[START Entries supplied]

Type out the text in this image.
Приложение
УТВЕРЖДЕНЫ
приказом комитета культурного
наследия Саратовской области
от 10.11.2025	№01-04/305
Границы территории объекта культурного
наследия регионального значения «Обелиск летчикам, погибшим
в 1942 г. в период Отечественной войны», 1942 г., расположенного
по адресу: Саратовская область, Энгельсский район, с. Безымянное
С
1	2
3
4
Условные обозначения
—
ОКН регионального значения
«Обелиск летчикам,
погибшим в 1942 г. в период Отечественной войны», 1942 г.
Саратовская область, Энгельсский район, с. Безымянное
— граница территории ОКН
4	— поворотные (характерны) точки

[END Entries supplied]

◆ Task instructions:
Give all the entries again exactly; leave none out.

◆ Response to the task:
Type out the text in this image.
Приложение
УТВЕРЖДЕНЫ
приказом комитета культурного
наследия Саратовской области
от 10.11.2025	№01-04/305
Границы территории объекта культурного
наследия регионального значения «Обелиск летчикам, погибшим
в 1942 г. в период Отечественной войны», 1942 г., расположенного
по адресу: Саратовская область, Энгельсский район, с. Безымянное
С
1	2
3
4
Условные обозначения
—
ОКН регионального значения
«Обелиск летчикам,
погибшим в 1942 г. в период Отечественной войны», 1942 г.
Саратовская область, Энгельсский район, с. Безымянное
— граница территории ОКН
4	— поворотные (характерны) точки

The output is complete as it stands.